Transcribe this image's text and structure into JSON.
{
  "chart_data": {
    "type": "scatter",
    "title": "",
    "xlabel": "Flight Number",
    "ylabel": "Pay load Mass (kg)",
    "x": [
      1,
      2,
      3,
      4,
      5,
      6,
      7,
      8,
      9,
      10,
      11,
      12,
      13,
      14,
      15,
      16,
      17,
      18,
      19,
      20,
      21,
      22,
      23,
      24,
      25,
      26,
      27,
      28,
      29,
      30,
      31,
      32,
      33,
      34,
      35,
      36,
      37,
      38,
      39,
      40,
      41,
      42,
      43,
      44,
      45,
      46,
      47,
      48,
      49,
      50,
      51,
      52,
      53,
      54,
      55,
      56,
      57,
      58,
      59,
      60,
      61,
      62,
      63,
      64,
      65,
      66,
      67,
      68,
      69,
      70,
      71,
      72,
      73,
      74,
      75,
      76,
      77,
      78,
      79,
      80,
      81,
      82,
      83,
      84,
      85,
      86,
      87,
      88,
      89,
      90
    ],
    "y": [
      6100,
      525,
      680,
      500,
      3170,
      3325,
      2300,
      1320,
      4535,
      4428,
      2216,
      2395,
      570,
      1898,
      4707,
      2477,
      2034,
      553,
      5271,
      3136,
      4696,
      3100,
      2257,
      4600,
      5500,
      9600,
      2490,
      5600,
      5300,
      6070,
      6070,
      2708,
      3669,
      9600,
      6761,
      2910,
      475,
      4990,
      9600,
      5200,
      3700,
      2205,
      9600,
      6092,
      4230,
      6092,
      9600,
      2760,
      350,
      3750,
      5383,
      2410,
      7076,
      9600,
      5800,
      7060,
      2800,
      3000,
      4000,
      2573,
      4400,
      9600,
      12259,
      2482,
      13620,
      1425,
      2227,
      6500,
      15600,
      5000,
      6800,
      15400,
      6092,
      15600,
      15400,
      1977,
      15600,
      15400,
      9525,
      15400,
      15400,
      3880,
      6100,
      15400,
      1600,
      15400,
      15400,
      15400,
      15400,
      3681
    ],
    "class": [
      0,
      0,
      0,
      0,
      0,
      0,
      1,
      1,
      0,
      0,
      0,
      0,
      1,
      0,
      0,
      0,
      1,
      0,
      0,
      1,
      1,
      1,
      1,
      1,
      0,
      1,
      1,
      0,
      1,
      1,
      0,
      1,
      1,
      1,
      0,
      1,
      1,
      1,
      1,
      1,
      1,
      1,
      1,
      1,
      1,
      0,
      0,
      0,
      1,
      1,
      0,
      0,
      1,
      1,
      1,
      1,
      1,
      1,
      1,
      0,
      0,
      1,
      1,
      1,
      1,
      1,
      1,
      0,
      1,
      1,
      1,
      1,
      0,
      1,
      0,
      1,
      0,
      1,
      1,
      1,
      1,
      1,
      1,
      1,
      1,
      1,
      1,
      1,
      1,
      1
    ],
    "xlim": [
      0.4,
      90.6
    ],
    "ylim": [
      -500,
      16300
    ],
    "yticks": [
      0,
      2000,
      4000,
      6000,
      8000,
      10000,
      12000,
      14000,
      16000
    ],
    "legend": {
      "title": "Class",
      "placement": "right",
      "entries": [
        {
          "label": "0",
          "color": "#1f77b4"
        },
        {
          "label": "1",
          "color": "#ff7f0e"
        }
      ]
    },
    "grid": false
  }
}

| EXERCISE DIRECTIONS |
Using the listing above, reproduce each line without omission.

| EXERCISE RESPONSE |
Transcribe this image's text and structure into JSON.
{
  "chart_data": {
    "type": "scatter",
    "title": "",
    "xlabel": "Flight Number",
    "ylabel": "Pay load Mass (kg)",
    "x": [
      1,
      2,
      3,
      4,
      5,
      6,
      7,
      8,
      9,
      10,
      11,
      12,
      13,
      14,
      15,
      16,
      17,
      18,
      19,
      20,
      21,
      22,
      23,
      24,
      25,
      26,
      27,
      28,
      29,
      30,
      31,
      32,
      33,
      34,
      35,
      36,
      37,
      38,
      39,
      40,
      41,
      42,
      43,
      44,
      45,
      46,
      47,
      48,
      49,
      50,
      51,
      52,
      53,
      54,
      55,
      56,
      57,
      58,
      59,
      60,
      61,
      62,
      63,
      64,
      65,
      66,
      67,
      68,
      69,
      70,
      71,
      72,
      73,
      74,
      75,
      76,
      77,
      78,
      79,
      80,
      81,
      82,
      83,
      84,
      85,
      86,
      87,
      88,
      89,
      90
    ],
    "y": [
      6100,
      525,
      680,
      500,
      3170,
      3325,
      2300,
      1320,
      4535,
      4428,
      2216,
      2395,
      570,
      1898,
      4707,
      2477,
      2034,
      553,
      5271,
      3136,
      4696,
      3100,
      2257,
      4600,
      5500,
      9600,
      2490,
      5600,
      5300,
      6070,
      6070,
      2708,
      3669,
      9600,
      6761,
      2910,
      475,
      4990,
      9600,
      5200,
      3700,
      2205,
      9600,
      6092,
      4230,
      6092,
      9600,
      2760,
      350,
      3750,
      5383,
      2410,
      7076,
      9600,
      5800,
      7060,
      2800,
      3000,
      4000,
      2573,
      4400,
      9600,
      12259,
      2482,
      13620,
      1425,
      2227,
      6500,
      15600,
      5000,
      6800,
      15400,
      6092,
      15600,
      15400,
      1977,
      15600,
      15400,
      9525,
      15400,
      15400,
      3880,
      6100,
      15400,
      1600,
      15400,
      15400,
      15400,
      15400,
      3681
    ],
    "class": [
      0,
      0,
      0,
      0,
      0,
      0,
      1,
      1,
      0,
      0,
      0,
      0,
      1,
      0,
      0,
      0,
      1,
      0,
      0,
      1,
      1,
      1,
      1,
      1,
      0,
      1,
      1,
      0,
      1,
      1,
      0,
      1,
      1,
      1,
      0,
      1,
      1,
      1,
      1,
      1,
      1,
      1,
      1,
      1,
      1,
      0,
      0,
      0,
      1,
      1,
      0,
      0,
      1,
      1,
      1,
      1,
      1,
      1,
      1,
      0,
      0,
      1,
      1,
      1,
      1,
      1,
      1,
      0,
      1,
      1,
      1,
      1,
      0,
      1,
      0,
      1,
      0,
      1,
      1,
      1,
      1,
      1,
      1,
      1,
      1,
      1,
      1,
      1,
      1,
      1
    ],
    "xlim": [
      0.4,
      90.6
    ],
    "ylim": [
      -500,
      16300
    ],
    "yticks": [
      0,
      2000,
      4000,
      6000,
      8000,
      10000,
      12000,
      14000,
      16000
    ],
    "legend": {
      "title": "Class",
      "placement": "right",
      "entries": [
        {
          "label": "0",
          "color": "#1f77b4"
        },
        {
          "label": "1",
          "color": "#ff7f0e"
        }
      ]
    },
    "grid": false
  }
}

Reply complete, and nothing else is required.